--- BEGIN Records supplied ---
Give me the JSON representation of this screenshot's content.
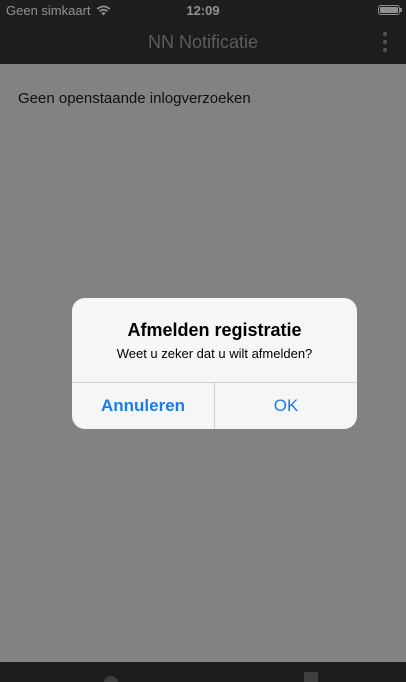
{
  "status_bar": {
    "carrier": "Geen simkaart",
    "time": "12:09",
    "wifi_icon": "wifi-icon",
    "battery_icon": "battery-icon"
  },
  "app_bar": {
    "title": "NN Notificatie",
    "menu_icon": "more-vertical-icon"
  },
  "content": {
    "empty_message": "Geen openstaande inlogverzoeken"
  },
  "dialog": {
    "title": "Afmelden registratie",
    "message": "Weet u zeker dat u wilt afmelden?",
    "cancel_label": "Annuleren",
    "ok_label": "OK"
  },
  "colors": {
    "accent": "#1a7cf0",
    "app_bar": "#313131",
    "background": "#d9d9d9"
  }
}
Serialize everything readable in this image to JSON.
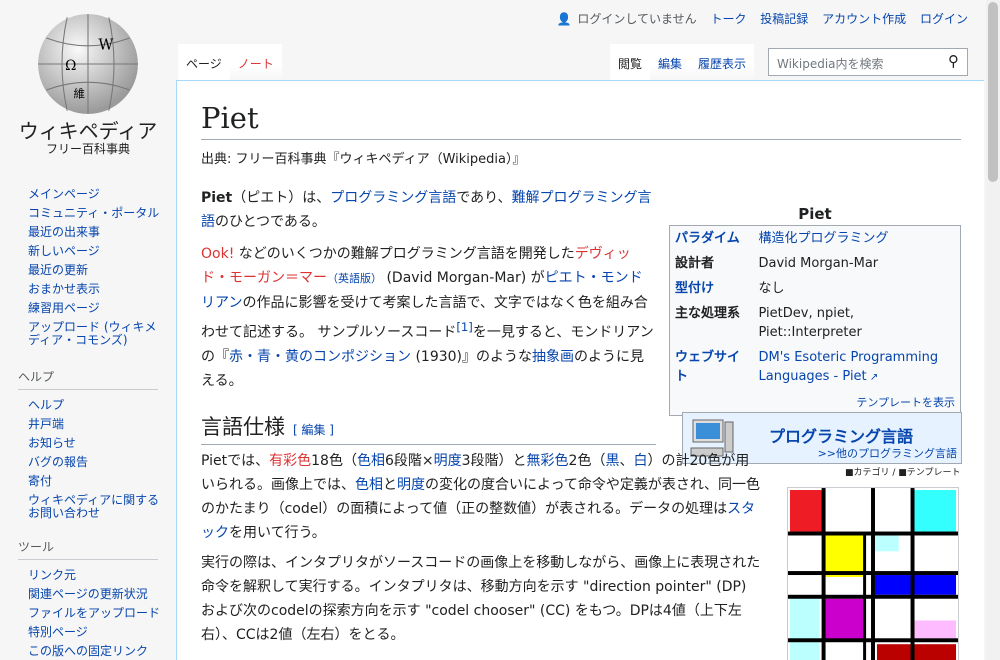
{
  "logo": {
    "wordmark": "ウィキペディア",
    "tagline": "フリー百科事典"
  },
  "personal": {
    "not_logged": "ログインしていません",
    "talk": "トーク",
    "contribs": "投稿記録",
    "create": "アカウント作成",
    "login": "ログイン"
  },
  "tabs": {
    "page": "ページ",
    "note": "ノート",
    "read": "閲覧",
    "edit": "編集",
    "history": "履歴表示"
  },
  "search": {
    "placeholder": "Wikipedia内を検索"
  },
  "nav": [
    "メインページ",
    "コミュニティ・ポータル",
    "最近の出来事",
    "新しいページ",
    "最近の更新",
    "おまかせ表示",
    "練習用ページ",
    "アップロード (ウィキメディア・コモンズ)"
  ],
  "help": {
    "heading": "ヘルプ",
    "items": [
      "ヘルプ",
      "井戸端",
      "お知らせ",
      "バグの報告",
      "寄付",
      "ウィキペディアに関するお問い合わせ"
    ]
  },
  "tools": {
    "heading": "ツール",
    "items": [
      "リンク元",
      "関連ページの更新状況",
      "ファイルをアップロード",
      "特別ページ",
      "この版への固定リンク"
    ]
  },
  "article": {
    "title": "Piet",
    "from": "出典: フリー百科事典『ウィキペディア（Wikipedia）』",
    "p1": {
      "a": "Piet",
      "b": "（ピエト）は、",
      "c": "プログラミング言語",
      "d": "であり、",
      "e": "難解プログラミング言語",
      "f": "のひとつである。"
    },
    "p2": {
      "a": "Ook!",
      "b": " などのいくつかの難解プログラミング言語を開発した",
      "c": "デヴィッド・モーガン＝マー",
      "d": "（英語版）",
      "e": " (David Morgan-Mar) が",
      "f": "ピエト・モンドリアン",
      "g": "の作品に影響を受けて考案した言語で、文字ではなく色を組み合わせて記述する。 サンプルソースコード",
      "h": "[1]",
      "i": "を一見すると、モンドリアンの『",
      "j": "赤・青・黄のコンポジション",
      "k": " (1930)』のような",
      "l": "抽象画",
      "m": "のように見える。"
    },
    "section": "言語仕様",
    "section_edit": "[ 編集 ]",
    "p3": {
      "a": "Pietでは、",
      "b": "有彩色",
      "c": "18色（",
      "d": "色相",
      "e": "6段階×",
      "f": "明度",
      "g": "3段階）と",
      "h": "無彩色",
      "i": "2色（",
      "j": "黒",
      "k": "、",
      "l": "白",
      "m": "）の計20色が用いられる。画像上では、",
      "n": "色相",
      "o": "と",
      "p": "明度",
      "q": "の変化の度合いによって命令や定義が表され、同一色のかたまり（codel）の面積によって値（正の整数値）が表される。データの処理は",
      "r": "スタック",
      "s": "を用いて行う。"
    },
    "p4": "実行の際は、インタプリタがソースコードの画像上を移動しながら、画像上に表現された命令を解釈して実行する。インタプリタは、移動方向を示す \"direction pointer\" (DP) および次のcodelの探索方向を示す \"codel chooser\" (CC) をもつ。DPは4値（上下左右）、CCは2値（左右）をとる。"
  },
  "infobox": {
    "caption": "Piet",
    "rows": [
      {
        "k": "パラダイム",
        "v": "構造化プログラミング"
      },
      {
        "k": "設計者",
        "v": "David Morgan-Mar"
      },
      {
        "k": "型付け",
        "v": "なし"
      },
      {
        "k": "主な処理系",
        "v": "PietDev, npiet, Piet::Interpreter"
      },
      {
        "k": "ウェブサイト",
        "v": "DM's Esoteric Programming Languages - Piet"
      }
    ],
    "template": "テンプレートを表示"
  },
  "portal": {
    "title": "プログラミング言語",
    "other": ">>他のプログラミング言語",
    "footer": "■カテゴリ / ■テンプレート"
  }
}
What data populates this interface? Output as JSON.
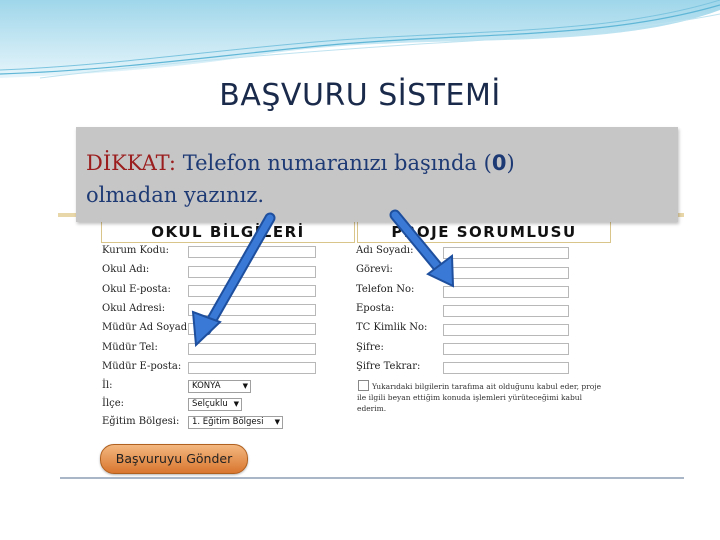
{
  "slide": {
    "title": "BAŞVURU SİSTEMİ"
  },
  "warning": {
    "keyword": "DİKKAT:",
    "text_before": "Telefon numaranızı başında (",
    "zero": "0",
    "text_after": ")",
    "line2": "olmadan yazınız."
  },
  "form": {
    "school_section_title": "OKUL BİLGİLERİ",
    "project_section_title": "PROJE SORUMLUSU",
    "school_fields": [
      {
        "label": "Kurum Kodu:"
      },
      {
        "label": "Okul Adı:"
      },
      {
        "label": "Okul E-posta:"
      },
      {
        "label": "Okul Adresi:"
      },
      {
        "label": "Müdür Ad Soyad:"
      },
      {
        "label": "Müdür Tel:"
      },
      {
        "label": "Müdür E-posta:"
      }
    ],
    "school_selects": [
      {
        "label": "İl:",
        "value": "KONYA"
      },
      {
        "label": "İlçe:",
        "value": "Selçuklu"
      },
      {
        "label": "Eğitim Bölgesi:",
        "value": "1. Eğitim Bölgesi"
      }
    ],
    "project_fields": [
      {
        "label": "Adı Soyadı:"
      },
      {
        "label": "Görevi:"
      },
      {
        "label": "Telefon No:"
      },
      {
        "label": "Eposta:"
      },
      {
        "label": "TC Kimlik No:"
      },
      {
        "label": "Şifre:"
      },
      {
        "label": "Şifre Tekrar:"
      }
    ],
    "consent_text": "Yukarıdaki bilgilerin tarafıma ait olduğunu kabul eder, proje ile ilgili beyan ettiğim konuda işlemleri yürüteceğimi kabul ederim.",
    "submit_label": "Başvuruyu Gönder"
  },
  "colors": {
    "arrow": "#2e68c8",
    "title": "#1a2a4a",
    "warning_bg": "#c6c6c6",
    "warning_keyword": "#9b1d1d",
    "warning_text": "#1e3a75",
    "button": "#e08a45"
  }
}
--- END Records supplied ---
--- BEGIN Records supplied ---
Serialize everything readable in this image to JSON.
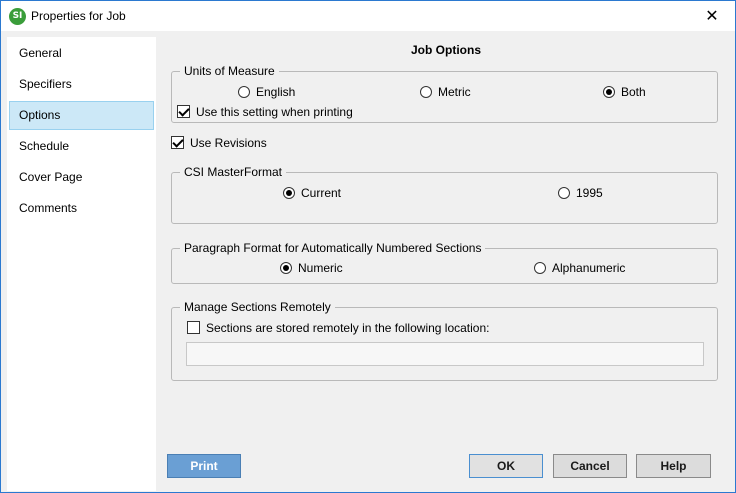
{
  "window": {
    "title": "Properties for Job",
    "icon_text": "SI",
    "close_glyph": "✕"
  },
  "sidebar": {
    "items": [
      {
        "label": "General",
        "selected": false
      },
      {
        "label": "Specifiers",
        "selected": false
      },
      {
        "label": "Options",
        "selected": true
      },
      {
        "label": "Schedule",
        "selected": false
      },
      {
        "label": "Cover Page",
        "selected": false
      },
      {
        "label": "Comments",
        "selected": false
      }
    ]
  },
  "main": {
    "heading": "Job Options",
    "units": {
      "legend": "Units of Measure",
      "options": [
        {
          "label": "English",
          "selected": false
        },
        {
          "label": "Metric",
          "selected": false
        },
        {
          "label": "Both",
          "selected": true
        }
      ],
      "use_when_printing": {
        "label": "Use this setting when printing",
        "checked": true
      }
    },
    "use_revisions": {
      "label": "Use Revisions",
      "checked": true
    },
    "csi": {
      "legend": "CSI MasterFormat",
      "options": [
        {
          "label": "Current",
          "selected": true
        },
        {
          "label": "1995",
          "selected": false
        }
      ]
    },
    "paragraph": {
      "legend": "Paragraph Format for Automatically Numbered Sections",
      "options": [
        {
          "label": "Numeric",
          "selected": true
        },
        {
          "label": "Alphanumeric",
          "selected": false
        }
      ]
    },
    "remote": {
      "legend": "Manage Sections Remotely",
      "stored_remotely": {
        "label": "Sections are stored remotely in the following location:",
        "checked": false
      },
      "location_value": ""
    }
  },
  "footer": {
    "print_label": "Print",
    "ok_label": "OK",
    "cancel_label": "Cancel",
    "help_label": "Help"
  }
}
--- END Records supplied ---
What to work on » Copy out every line with the word "Sections".

Exercise answer »
      "legend": "Paragraph Format for Automatically Numbered Sections",
      "legend": "Manage Sections Remotely",
        "label": "Sections are stored remotely in the following location:",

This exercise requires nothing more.